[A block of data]
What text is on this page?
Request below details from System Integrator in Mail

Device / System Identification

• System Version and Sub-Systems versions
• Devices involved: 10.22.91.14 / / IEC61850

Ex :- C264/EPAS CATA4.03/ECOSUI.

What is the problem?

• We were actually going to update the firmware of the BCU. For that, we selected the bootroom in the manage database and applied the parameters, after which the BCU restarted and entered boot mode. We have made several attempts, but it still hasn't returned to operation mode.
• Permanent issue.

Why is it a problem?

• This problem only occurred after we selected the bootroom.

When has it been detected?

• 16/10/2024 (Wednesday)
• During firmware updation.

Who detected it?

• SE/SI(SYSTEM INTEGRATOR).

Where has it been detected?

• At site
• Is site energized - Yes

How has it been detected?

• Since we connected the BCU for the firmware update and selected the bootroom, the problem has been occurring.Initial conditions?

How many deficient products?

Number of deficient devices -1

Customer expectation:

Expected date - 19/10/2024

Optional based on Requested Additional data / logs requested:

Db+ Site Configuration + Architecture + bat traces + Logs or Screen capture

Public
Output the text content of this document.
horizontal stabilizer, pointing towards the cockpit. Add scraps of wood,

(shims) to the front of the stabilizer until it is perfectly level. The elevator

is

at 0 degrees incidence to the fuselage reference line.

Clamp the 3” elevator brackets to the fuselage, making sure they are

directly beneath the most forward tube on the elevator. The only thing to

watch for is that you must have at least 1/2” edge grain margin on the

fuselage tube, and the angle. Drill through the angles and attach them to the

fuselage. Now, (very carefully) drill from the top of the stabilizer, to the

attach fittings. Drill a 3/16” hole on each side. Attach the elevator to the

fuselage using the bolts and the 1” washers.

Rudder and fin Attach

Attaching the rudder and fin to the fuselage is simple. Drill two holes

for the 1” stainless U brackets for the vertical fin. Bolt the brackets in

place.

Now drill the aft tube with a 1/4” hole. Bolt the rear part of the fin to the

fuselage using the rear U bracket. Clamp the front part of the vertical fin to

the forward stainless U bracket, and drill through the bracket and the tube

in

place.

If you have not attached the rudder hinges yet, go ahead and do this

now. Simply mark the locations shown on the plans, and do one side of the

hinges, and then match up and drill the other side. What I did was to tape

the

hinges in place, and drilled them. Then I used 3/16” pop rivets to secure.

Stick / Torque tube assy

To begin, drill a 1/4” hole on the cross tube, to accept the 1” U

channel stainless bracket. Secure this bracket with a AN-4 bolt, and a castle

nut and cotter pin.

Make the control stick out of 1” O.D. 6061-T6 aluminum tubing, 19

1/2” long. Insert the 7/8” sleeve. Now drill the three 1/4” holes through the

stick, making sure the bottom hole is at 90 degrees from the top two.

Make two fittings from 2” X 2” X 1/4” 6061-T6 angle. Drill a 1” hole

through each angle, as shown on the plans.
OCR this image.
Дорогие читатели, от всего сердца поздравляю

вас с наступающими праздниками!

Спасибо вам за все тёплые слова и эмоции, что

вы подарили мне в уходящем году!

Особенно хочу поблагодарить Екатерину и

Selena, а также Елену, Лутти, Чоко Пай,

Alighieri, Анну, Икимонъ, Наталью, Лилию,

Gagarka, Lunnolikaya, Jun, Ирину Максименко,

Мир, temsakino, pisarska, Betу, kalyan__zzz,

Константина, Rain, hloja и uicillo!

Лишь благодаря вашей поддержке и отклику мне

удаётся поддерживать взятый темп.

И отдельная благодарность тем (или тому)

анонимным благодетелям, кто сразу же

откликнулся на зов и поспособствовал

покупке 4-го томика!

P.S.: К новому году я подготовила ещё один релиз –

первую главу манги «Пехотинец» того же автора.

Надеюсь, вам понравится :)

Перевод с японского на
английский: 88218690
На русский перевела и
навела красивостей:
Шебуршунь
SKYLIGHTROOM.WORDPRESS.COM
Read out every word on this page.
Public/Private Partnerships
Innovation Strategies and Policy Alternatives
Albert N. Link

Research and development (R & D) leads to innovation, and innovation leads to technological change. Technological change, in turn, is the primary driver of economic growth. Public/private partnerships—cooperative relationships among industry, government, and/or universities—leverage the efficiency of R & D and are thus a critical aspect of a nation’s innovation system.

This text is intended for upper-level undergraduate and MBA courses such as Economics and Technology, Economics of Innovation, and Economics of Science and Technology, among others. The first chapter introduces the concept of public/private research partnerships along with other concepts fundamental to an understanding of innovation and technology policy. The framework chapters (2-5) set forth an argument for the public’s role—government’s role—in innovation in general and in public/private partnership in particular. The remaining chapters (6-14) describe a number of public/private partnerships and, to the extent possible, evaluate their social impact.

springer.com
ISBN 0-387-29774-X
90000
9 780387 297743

EXERCISE REQUIREMENTS:
Transcribe the material above word for word.

THE RESPONSE:
What text is on this page?
Request below details from System Integrator in Mail

Device / System Identification

• System Version and Sub-Systems versions
• Devices involved: 10.22.91.14 / / IEC61850

Ex :- C264/EPAS CATA4.03/ECOSUI.

What is the problem?

• We were actually going to update the firmware of the BCU. For that, we selected the bootroom in the manage database and applied the parameters, after which the BCU restarted and entered boot mode. We have made several attempts, but it still hasn't returned to operation mode.
• Permanent issue.

Why is it a problem?

• This problem only occurred after we selected the bootroom.

When has it been detected?

• 16/10/2024 (Wednesday)
• During firmware updation.

Who detected it?

• SE/SI(SYSTEM INTEGRATOR).

Where has it been detected?

• At site
• Is site energized - Yes

How has it been detected?

• Since we connected the BCU for the firmware update and selected the bootroom, the problem has been occurring.Initial conditions?

How many deficient products?

Number of deficient devices -1

Customer expectation:

Expected date - 19/10/2024

Optional based on Requested Additional data / logs requested:

Db+ Site Configuration + Architecture + bat traces + Logs or Screen capture

Public
Output the text content of this document.
horizontal stabilizer, pointing towards the cockpit. Add scraps of wood,

(shims) to the front of the stabilizer until it is perfectly level. The elevator

is

at 0 degrees incidence to the fuselage reference line.

Clamp the 3” elevator brackets to the fuselage, making sure they are

directly beneath the most forward tube on the elevator. The only thing to

watch for is that you must have at least 1/2” edge grain margin on the

fuselage tube, and the angle. Drill through the angles and attach them to the

fuselage. Now, (very carefully) drill from the top of the stabilizer, to the

attach fittings. Drill a 3/16” hole on each side. Attach the elevator to the

fuselage using the bolts and the 1” washers.

Rudder and fin Attach

Attaching the rudder and fin to the fuselage is simple. Drill two holes

for the 1” stainless U brackets for the vertical fin. Bolt the brackets in

place.

Now drill the aft tube with a 1/4” hole. Bolt the rear part of the fin to the

fuselage using the rear U bracket. Clamp the front part of the vertical fin to

the forward stainless U bracket, and drill through the bracket and the tube

in

place.

If you have not attached the rudder hinges yet, go ahead and do this

now. Simply mark the locations shown on the plans, and do one side of the

hinges, and then match up and drill the other side. What I did was to tape

the

hinges in place, and drilled them. Then I used 3/16” pop rivets to secure.

Stick / Torque tube assy

To begin, drill a 1/4” hole on the cross tube, to accept the 1” U

channel stainless bracket. Secure this bracket with a AN-4 bolt, and a castle

nut and cotter pin.

Make the control stick out of 1” O.D. 6061-T6 aluminum tubing, 19

1/2” long. Insert the 7/8” sleeve. Now drill the three 1/4” holes through the

stick, making sure the bottom hole is at 90 degrees from the top two.

Make two fittings from 2” X 2” X 1/4” 6061-T6 angle. Drill a 1” hole

through each angle, as shown on the plans.
OCR this image.
Дорогие читатели, от всего сердца поздравляю

вас с наступающими праздниками!

Спасибо вам за все тёплые слова и эмоции, что

вы подарили мне в уходящем году!

Особенно хочу поблагодарить Екатерину и

Selena, а также Елену, Лутти, Чоко Пай,

Alighieri, Анну, Икимонъ, Наталью, Лилию,

Gagarka, Lunnolikaya, Jun, Ирину Максименко,

Мир, temsakino, pisarska, Betу, kalyan__zzz,

Константина, Rain, hloja и uicillo!

Лишь благодаря вашей поддержке и отклику мне

удаётся поддерживать взятый темп.

И отдельная благодарность тем (или тому)

анонимным благодетелям, кто сразу же

откликнулся на зов и поспособствовал

покупке 4-го томика!

P.S.: К новому году я подготовила ещё один релиз –

первую главу манги «Пехотинец» того же автора.

Надеюсь, вам понравится :)

Перевод с японского на
английский: 88218690
На русский перевела и
навела красивостей:
Шебуршунь
SKYLIGHTROOM.WORDPRESS.COM
Read out every word on this page.
Public/Private Partnerships
Innovation Strategies and Policy Alternatives
Albert N. Link

Research and development (R & D) leads to innovation, and innovation leads to technological change. Technological change, in turn, is the primary driver of economic growth. Public/private partnerships—cooperative relationships among industry, government, and/or universities—leverage the efficiency of R & D and are thus a critical aspect of a nation’s innovation system.

This text is intended for upper-level undergraduate and MBA courses such as Economics and Technology, Economics of Innovation, and Economics of Science and Technology, among others. The first chapter introduces the concept of public/private research partnerships along with other concepts fundamental to an understanding of innovation and technology policy. The framework chapters (2-5) set forth an argument for the public’s role—government’s role—in innovation in general and in public/private partnership in particular. The remaining chapters (6-14) describe a number of public/private partnerships and, to the extent possible, evaluate their social impact.

springer.com
ISBN 0-387-29774-X
90000
9 780387 297743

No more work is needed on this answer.